Request => Provide the count of lines that hold "émissions" and no other output.

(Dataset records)
═══

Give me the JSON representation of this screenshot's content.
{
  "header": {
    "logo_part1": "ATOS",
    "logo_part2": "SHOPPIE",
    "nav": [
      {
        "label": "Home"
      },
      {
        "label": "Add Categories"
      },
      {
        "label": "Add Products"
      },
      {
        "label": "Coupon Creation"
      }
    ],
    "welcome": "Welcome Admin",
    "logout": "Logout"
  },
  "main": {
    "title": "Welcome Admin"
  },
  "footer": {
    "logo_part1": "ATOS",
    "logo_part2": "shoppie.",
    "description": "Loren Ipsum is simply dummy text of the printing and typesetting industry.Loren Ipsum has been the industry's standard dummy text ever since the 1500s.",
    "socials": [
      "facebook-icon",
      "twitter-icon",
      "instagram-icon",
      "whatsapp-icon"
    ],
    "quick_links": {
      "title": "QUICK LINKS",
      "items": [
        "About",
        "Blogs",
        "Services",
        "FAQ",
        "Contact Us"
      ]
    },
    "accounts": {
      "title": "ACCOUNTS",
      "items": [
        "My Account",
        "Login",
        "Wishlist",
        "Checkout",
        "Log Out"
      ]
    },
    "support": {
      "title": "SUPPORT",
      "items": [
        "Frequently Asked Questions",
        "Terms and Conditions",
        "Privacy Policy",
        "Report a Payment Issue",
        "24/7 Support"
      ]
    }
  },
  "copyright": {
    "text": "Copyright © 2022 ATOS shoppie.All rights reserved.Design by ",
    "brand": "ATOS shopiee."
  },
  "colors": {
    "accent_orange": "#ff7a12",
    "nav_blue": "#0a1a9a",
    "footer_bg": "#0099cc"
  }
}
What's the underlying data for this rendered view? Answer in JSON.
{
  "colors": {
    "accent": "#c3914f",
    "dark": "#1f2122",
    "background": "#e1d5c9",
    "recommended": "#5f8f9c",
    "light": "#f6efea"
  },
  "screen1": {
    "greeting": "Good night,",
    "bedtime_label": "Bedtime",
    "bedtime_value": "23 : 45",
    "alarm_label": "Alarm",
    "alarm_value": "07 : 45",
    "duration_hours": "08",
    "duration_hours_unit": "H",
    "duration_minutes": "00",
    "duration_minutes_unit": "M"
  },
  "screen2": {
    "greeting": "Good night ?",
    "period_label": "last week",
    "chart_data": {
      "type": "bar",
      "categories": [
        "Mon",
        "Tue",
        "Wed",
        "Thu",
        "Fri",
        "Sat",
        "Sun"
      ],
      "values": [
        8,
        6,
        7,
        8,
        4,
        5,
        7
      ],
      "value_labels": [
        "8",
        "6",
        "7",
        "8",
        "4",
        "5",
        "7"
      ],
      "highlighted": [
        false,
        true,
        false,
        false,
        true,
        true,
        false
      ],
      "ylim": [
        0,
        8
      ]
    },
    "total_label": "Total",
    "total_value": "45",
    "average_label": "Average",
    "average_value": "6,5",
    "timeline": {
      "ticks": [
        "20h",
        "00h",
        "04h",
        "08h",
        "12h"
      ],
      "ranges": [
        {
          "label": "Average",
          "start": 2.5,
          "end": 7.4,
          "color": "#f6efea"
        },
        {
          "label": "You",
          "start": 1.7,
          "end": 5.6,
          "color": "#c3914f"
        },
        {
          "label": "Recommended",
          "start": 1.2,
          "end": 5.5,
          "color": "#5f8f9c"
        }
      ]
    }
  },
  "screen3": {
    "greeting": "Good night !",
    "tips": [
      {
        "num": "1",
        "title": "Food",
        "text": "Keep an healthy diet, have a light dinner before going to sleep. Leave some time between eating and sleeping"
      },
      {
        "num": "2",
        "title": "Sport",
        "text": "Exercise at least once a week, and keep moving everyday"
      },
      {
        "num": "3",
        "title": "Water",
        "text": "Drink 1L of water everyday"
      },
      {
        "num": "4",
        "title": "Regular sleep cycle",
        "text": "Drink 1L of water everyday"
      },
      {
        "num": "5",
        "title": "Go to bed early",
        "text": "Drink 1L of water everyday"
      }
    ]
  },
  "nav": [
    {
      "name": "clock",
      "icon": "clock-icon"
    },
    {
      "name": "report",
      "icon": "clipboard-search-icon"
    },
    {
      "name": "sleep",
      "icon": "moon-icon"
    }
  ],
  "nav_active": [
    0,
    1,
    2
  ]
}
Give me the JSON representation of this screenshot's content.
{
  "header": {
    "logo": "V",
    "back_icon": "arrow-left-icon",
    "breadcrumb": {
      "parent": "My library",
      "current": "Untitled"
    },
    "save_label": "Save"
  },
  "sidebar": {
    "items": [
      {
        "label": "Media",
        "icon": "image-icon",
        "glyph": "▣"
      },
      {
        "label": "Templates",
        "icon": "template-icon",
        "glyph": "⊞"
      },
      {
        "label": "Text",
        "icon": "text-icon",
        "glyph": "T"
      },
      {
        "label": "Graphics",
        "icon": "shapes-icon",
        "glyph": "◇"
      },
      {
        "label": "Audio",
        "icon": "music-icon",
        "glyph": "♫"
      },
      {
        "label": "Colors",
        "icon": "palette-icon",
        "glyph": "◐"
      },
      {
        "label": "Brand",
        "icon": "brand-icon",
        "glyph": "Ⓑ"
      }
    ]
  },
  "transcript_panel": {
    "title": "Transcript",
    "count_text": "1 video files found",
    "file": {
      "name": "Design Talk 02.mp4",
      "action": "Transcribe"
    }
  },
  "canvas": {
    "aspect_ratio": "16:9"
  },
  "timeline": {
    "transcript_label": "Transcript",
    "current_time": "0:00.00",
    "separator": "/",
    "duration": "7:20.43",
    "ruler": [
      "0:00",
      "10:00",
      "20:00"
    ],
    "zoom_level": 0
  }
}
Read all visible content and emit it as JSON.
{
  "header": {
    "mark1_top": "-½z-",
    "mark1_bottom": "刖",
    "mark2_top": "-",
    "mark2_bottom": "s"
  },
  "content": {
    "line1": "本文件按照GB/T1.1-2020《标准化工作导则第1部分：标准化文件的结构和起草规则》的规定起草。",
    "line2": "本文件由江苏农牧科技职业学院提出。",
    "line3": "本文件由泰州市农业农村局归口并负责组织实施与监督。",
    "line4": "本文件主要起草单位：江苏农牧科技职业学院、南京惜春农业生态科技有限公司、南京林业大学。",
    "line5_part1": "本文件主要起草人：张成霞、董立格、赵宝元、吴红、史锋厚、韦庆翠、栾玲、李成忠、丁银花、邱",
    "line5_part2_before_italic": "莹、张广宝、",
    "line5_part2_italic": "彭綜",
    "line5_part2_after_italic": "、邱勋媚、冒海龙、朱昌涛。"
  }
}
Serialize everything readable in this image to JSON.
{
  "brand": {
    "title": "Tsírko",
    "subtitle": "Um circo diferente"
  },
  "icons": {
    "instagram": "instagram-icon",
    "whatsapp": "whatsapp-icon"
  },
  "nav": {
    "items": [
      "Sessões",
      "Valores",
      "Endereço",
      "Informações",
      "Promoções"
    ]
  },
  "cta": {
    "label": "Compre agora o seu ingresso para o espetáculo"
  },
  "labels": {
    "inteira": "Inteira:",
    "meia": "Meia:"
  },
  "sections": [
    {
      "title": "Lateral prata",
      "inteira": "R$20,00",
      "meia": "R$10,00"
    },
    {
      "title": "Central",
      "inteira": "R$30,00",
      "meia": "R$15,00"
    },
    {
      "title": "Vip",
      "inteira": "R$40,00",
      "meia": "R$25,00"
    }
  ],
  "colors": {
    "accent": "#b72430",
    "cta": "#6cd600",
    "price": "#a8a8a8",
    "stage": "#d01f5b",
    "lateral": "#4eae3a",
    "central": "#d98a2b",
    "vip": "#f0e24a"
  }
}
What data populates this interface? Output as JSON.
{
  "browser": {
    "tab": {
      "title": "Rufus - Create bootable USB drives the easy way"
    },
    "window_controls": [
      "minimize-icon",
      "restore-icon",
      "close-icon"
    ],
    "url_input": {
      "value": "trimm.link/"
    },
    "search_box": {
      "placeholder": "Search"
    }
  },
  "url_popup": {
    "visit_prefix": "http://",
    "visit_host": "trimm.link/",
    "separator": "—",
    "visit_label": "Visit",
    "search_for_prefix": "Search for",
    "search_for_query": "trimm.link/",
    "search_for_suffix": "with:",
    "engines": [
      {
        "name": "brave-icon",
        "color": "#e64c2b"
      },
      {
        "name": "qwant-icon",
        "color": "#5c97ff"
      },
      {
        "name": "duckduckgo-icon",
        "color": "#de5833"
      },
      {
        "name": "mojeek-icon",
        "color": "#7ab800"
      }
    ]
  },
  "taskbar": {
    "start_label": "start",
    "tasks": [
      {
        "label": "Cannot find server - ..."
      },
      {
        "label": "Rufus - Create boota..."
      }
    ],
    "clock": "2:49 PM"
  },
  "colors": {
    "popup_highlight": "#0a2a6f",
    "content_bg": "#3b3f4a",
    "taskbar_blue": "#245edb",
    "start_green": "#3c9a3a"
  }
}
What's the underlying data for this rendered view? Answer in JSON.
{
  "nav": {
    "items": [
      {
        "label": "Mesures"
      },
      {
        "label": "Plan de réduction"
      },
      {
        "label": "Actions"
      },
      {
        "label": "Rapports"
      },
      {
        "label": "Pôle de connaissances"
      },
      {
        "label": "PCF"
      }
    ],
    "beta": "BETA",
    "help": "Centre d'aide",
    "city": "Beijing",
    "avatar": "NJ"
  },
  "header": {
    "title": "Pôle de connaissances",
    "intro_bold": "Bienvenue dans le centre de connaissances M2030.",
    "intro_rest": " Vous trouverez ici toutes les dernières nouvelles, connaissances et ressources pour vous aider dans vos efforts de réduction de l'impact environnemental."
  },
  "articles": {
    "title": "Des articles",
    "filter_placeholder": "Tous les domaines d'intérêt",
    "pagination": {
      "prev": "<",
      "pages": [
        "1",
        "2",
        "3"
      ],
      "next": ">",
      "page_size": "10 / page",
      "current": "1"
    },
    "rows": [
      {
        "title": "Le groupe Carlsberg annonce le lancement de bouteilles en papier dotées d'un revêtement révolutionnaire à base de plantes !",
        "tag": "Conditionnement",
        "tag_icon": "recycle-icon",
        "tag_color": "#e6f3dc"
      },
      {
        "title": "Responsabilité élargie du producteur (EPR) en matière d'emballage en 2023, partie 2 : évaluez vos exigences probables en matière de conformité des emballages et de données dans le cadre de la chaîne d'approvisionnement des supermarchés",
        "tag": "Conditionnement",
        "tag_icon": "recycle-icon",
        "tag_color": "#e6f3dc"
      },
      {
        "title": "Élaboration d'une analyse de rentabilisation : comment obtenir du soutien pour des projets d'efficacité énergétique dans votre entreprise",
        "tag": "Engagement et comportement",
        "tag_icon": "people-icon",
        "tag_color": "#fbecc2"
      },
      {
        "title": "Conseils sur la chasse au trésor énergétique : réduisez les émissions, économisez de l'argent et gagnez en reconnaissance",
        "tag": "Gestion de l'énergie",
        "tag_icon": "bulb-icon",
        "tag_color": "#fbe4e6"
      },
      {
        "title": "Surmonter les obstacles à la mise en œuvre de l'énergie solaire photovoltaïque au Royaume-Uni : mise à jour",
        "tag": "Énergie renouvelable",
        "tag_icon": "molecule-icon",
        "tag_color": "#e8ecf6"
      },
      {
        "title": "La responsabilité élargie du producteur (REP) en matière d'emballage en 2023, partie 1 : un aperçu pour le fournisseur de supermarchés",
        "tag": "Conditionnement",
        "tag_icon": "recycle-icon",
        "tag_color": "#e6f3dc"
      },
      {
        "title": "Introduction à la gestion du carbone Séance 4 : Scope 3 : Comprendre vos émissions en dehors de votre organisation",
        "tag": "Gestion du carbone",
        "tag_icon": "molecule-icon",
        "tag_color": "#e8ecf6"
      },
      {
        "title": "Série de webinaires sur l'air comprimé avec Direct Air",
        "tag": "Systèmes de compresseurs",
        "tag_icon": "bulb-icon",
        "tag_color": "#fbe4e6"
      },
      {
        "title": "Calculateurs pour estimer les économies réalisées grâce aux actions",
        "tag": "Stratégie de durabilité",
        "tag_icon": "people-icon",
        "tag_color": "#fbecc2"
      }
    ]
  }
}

═══

Full answer => 2